● **What you need to do**
Identify each line below that contains the word "JSON", and copy it out.

Structured figure records:
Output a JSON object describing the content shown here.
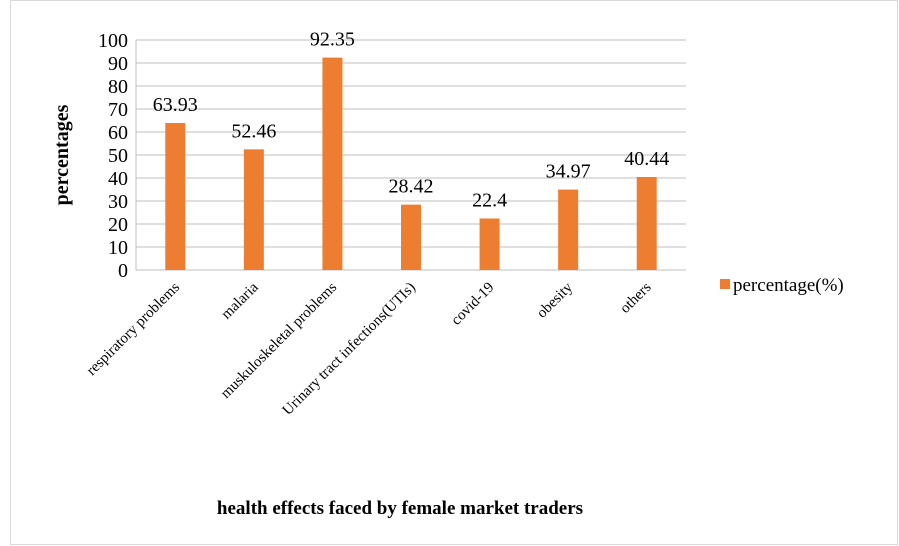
{
  "chart_data": {
    "type": "bar",
    "title": "health effects faced by female market traders",
    "y_label": "percentages",
    "categories": [
      "respiratory problems",
      "malaria",
      "muskuloskeletal problems",
      "Urinary tract infections(UTIs)",
      "covid-19",
      "obesity",
      "others"
    ],
    "series": [
      {
        "name": "percentage(%)",
        "color": "#ed7d31",
        "values": [
          63.93,
          52.46,
          92.35,
          28.42,
          22.4,
          34.97,
          40.44
        ]
      }
    ],
    "ylim": [
      0,
      100
    ],
    "yticks": [
      0,
      10,
      20,
      30,
      40,
      50,
      60,
      70,
      80,
      90,
      100
    ],
    "grid": true,
    "legend": "right"
  }
}
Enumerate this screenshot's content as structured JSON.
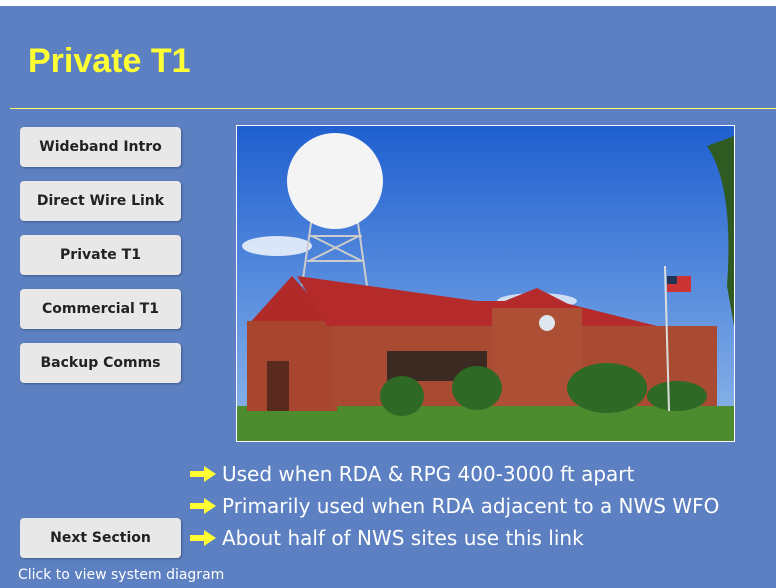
{
  "header": {
    "title": "Private T1"
  },
  "nav": {
    "buttons": [
      "Wideband Intro",
      "Direct Wire Link",
      "Private T1",
      "Commercial T1",
      "Backup Comms"
    ]
  },
  "bullets": [
    "Used when RDA & RPG 400-3000 ft apart",
    "Primarily used when RDA adjacent to a NWS WFO",
    "About half of NWS sites use this link"
  ],
  "next_button": "Next Section",
  "footer_hint": "Click to view system diagram"
}
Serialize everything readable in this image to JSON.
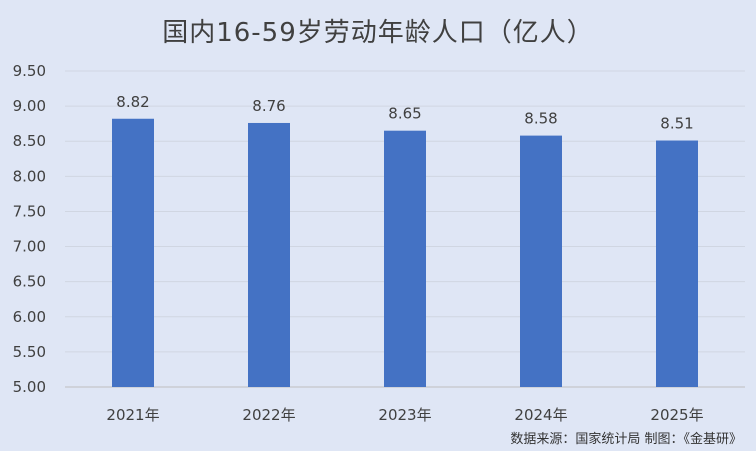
{
  "chart_data": {
    "type": "bar",
    "title": "国内16-59岁劳动年龄人口（亿人）",
    "categories": [
      "2021年",
      "2022年",
      "2023年",
      "2024年",
      "2025年"
    ],
    "values": [
      8.82,
      8.76,
      8.65,
      8.58,
      8.51
    ],
    "data_labels": [
      "8.82",
      "8.76",
      "8.65",
      "8.58",
      "8.51"
    ],
    "ylim": [
      5.0,
      9.5
    ],
    "yticks": [
      "5.00",
      "5.50",
      "6.00",
      "6.50",
      "7.00",
      "7.50",
      "8.00",
      "8.50",
      "9.00",
      "9.50"
    ],
    "grid": true,
    "legend": "none",
    "xlabel": "",
    "ylabel": "",
    "bar_color": "#4472c4"
  },
  "footer": {
    "source": "数据来源：国家统计局   制图：《金基研》"
  }
}
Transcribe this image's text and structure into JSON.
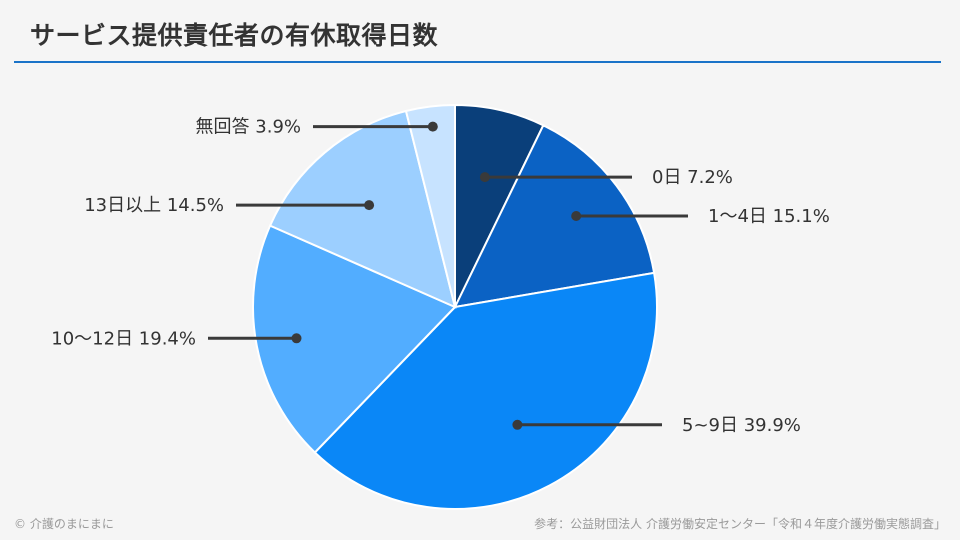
{
  "title": "サービス提供責任者の有休取得日数",
  "colors": {
    "rule": "#1a73c8",
    "leader": "#3a3a3a",
    "slice_border": "#ffffff"
  },
  "chart_data": {
    "type": "pie",
    "start_angle_deg": 0,
    "direction": "clockwise",
    "slices": [
      {
        "label": "0日",
        "value": 7.2,
        "display": "0日 7.2%",
        "color": "#0a3f7a"
      },
      {
        "label": "1〜4日",
        "value": 15.1,
        "display": "1〜4日 15.1%",
        "color": "#0b62c4"
      },
      {
        "label": "5~9日",
        "value": 39.9,
        "display": "5~9日 39.9%",
        "color": "#0a87f7"
      },
      {
        "label": "10〜12日",
        "value": 19.4,
        "display": "10〜12日 19.4%",
        "color": "#52adff"
      },
      {
        "label": "13日以上",
        "value": 14.5,
        "display": "13日以上 14.5%",
        "color": "#9ccfff"
      },
      {
        "label": "無回答",
        "value": 3.9,
        "display": "無回答 3.9%",
        "color": "#c7e3ff"
      }
    ]
  },
  "footer": {
    "copyright": "© 介護のまにまに",
    "source": "参考：公益財団法人 介護労働安定センター「令和４年度介護労働実態調査」"
  }
}
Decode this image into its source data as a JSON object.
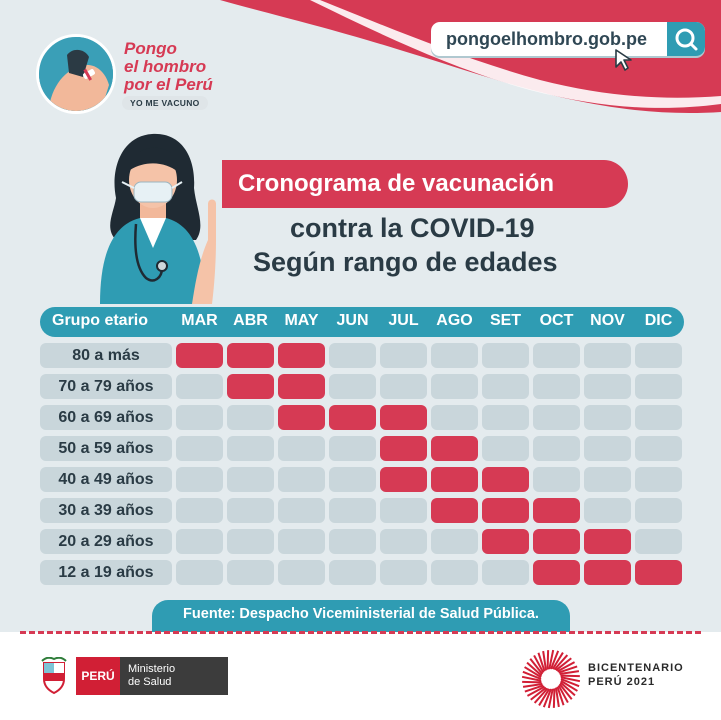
{
  "brand": {
    "campaign_line1": "Pongo",
    "campaign_line2": "el hombro",
    "campaign_line3": "por el Perú",
    "badge": "YO ME VACUNO",
    "url": "pongoelhombro.gob.pe"
  },
  "title": {
    "line1": "Cronograma de vacunación",
    "line2": "contra la COVID-19",
    "line3": "Según rango de edades"
  },
  "table": {
    "group_header": "Grupo etario",
    "months": [
      "MAR",
      "ABR",
      "MAY",
      "JUN",
      "JUL",
      "AGO",
      "SET",
      "OCT",
      "NOV",
      "DIC"
    ],
    "rows": [
      {
        "label": "80 a más",
        "active": [
          1,
          1,
          1,
          0,
          0,
          0,
          0,
          0,
          0,
          0
        ]
      },
      {
        "label": "70 a 79 años",
        "active": [
          0,
          1,
          1,
          0,
          0,
          0,
          0,
          0,
          0,
          0
        ]
      },
      {
        "label": "60 a 69 años",
        "active": [
          0,
          0,
          1,
          1,
          1,
          0,
          0,
          0,
          0,
          0
        ]
      },
      {
        "label": "50 a 59 años",
        "active": [
          0,
          0,
          0,
          0,
          1,
          1,
          0,
          0,
          0,
          0
        ]
      },
      {
        "label": "40 a 49 años",
        "active": [
          0,
          0,
          0,
          0,
          1,
          1,
          1,
          0,
          0,
          0
        ]
      },
      {
        "label": "30 a 39 años",
        "active": [
          0,
          0,
          0,
          0,
          0,
          1,
          1,
          1,
          0,
          0
        ]
      },
      {
        "label": "20 a 29 años",
        "active": [
          0,
          0,
          0,
          0,
          0,
          0,
          1,
          1,
          1,
          0
        ]
      },
      {
        "label": "12 a 19 años",
        "active": [
          0,
          0,
          0,
          0,
          0,
          0,
          0,
          1,
          1,
          1
        ]
      }
    ]
  },
  "source": "Fuente: Despacho Viceministerial de Salud Pública.",
  "footer": {
    "peru": "PERÚ",
    "ministry_line1": "Ministerio",
    "ministry_line2": "de Salud",
    "bicentenario_line1": "BICENTENARIO",
    "bicentenario_line2": "PERÚ 2021"
  },
  "colors": {
    "accent_red": "#d63a54",
    "teal": "#2f9cb3",
    "inactive_cell": "#c9d6db",
    "background": "#e4ebee"
  },
  "icons": [
    "search-icon",
    "cursor-icon",
    "nurse-illustration",
    "peru-shield-icon",
    "bicentenario-icon"
  ]
}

● **Solution to this problem**
Output a JSON object describing the content shown here.
Enumerate this screenshot's content as structured JSON.
Serialize everything readable in this image to JSON.
Transcribe this image's text and structure into JSON.
Decode this image into its source data as a JSON object.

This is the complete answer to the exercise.